§ INSTRUCTION
Copy out the records below line for line, with no changes.

[Element position data]
▽

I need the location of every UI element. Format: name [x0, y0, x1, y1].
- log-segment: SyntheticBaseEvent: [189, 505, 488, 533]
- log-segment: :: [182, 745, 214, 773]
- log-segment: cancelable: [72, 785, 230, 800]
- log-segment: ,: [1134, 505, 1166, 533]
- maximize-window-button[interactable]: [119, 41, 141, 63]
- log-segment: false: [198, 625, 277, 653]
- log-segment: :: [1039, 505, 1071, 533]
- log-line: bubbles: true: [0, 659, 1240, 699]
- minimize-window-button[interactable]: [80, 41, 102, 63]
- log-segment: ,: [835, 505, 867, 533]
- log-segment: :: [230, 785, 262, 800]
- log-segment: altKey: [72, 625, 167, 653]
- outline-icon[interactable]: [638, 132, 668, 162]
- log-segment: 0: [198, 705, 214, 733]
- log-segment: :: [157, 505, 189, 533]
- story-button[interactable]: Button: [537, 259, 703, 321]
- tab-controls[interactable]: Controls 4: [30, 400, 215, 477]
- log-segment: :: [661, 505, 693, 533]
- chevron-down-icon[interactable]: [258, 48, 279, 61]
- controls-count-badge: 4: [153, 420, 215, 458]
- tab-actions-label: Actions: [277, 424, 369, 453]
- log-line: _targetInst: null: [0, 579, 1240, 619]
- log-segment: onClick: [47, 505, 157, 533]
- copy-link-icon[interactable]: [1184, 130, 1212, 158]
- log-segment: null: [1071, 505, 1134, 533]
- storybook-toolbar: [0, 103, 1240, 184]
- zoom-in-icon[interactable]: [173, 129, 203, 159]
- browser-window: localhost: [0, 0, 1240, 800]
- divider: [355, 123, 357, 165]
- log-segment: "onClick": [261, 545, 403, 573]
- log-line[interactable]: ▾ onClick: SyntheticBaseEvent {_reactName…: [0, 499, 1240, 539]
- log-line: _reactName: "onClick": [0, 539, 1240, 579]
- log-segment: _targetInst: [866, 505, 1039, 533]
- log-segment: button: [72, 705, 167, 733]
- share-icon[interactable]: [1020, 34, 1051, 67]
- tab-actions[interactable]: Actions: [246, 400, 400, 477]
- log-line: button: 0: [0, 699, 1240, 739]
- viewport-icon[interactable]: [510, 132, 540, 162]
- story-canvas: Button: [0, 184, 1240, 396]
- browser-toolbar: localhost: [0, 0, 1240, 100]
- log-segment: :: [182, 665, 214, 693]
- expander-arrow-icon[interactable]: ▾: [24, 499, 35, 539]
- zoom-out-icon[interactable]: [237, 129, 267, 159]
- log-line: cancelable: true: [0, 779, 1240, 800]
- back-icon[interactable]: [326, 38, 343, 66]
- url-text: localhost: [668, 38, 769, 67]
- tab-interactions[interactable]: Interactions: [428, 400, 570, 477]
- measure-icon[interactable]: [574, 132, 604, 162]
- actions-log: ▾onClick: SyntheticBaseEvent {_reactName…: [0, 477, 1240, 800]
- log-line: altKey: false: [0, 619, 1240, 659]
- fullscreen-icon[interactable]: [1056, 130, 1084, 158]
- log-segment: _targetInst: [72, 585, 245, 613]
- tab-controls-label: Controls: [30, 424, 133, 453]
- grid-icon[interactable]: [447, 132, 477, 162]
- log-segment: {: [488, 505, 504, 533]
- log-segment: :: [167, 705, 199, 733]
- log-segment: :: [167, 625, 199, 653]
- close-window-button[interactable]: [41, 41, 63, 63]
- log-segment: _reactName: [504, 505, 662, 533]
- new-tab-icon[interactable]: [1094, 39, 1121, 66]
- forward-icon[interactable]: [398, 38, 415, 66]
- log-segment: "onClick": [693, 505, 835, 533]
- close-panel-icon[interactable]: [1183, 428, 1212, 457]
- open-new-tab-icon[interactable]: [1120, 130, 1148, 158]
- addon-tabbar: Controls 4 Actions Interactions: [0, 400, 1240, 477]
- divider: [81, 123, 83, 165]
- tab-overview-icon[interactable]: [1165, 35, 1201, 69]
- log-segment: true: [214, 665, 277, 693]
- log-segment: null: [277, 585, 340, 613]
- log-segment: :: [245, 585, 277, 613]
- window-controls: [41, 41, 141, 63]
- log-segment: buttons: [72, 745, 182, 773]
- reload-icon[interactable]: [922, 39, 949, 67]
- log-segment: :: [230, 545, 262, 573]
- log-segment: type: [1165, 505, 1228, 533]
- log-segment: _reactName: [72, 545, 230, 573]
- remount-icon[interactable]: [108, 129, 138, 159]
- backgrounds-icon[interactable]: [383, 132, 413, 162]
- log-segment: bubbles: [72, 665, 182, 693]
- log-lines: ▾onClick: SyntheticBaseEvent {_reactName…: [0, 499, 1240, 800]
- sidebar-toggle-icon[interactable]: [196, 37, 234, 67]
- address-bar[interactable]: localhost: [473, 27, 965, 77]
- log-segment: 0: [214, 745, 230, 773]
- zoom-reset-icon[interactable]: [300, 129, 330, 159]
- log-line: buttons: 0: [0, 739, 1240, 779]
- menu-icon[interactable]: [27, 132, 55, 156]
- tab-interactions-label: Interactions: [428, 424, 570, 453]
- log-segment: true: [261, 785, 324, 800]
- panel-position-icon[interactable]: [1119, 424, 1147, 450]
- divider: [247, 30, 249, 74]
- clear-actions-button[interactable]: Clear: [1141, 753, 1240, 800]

△

§ SOLUTION TO THE EXERCISE
I need the location of every UI element. Format: name [x0, y0, x1, y1].
- log-segment: SyntheticBaseEvent: [189, 505, 488, 533]
- log-segment: :: [182, 745, 214, 773]
- log-segment: cancelable: [72, 785, 230, 800]
- log-segment: ,: [1134, 505, 1166, 533]
- maximize-window-button[interactable]: [119, 41, 141, 63]
- log-segment: false: [198, 625, 277, 653]
- log-segment: :: [1039, 505, 1071, 533]
- log-line: bubbles: true: [0, 659, 1240, 699]
- minimize-window-button[interactable]: [80, 41, 102, 63]
- log-segment: ,: [835, 505, 867, 533]
- log-segment: :: [230, 785, 262, 800]
- log-segment: altKey: [72, 625, 167, 653]
- outline-icon[interactable]: [638, 132, 668, 162]
- log-segment: 0: [198, 705, 214, 733]
- log-segment: :: [157, 505, 189, 533]
- story-button[interactable]: Button: [537, 259, 703, 321]
- tab-controls[interactable]: Controls 4: [30, 400, 215, 477]
- log-segment: :: [661, 505, 693, 533]
- chevron-down-icon[interactable]: [258, 48, 279, 61]
- controls-count-badge: 4: [153, 420, 215, 458]
- tab-actions-label: Actions: [277, 424, 369, 453]
- log-line: _targetInst: null: [0, 579, 1240, 619]
- log-segment: onClick: [47, 505, 157, 533]
- copy-link-icon[interactable]: [1184, 130, 1212, 158]
- log-segment: null: [1071, 505, 1134, 533]
- storybook-toolbar: [0, 103, 1240, 184]
- zoom-in-icon[interactable]: [173, 129, 203, 159]
- browser-window: localhost: [0, 0, 1240, 800]
- divider: [355, 123, 357, 165]
- log-segment: "onClick": [261, 545, 403, 573]
- log-line[interactable]: ▾ onClick: SyntheticBaseEvent {_reactName…: [0, 499, 1240, 539]
- log-line: _reactName: "onClick": [0, 539, 1240, 579]
- log-segment: _targetInst: [866, 505, 1039, 533]
- log-segment: button: [72, 705, 167, 733]
- share-icon[interactable]: [1020, 34, 1051, 67]
- tab-actions[interactable]: Actions: [246, 400, 400, 477]
- log-line: button: 0: [0, 699, 1240, 739]
- viewport-icon[interactable]: [510, 132, 540, 162]
- story-canvas: Button: [0, 184, 1240, 396]
- browser-toolbar: localhost: [0, 0, 1240, 100]
- log-segment: :: [182, 665, 214, 693]
- expander-arrow-icon[interactable]: ▾: [24, 499, 35, 539]
- zoom-out-icon[interactable]: [237, 129, 267, 159]
- log-line: cancelable: true: [0, 779, 1240, 800]
- back-icon[interactable]: [326, 38, 343, 66]
- url-text: localhost: [668, 38, 769, 67]
- tab-interactions[interactable]: Interactions: [428, 400, 570, 477]
- measure-icon[interactable]: [574, 132, 604, 162]
- actions-log: ▾onClick: SyntheticBaseEvent {_reactName…: [0, 477, 1240, 800]
- log-line: altKey: false: [0, 619, 1240, 659]
- fullscreen-icon[interactable]: [1056, 130, 1084, 158]
- log-segment: _targetInst: [72, 585, 245, 613]
- tab-controls-label: Controls: [30, 424, 133, 453]
- grid-icon[interactable]: [447, 132, 477, 162]
- log-segment: {: [488, 505, 504, 533]
- log-segment: :: [167, 705, 199, 733]
- log-segment: :: [167, 625, 199, 653]
- close-window-button[interactable]: [41, 41, 63, 63]
- log-segment: _reactName: [504, 505, 662, 533]
- new-tab-icon[interactable]: [1094, 39, 1121, 66]
- forward-icon[interactable]: [398, 38, 415, 66]
- log-segment: "onClick": [693, 505, 835, 533]
- close-panel-icon[interactable]: [1183, 428, 1212, 457]
- open-new-tab-icon[interactable]: [1120, 130, 1148, 158]
- addon-tabbar: Controls 4 Actions Interactions: [0, 400, 1240, 477]
- divider: [81, 123, 83, 165]
- tab-overview-icon[interactable]: [1165, 35, 1201, 69]
- log-segment: true: [214, 665, 277, 693]
- log-segment: null: [277, 585, 340, 613]
- log-segment: :: [245, 585, 277, 613]
- window-controls: [41, 41, 141, 63]
- log-segment: buttons: [72, 745, 182, 773]
- reload-icon[interactable]: [922, 39, 949, 67]
- log-segment: :: [230, 545, 262, 573]
- log-segment: type: [1165, 505, 1228, 533]
- log-segment: _reactName: [72, 545, 230, 573]
- remount-icon[interactable]: [108, 129, 138, 159]
- backgrounds-icon[interactable]: [383, 132, 413, 162]
- log-segment: bubbles: [72, 665, 182, 693]
- log-lines: ▾onClick: SyntheticBaseEvent {_reactName…: [0, 499, 1240, 800]
- sidebar-toggle-icon[interactable]: [196, 37, 234, 67]
- address-bar[interactable]: localhost: [473, 27, 965, 77]
- log-segment: 0: [214, 745, 230, 773]
- zoom-reset-icon[interactable]: [300, 129, 330, 159]
- log-line: buttons: 0: [0, 739, 1240, 779]
- menu-icon[interactable]: [27, 132, 55, 156]
- tab-interactions-label: Interactions: [428, 424, 570, 453]
- log-segment: true: [261, 785, 324, 800]
- panel-position-icon[interactable]: [1119, 424, 1147, 450]
- divider: [247, 30, 249, 74]
- clear-actions-button[interactable]: Clear: [1141, 753, 1240, 800]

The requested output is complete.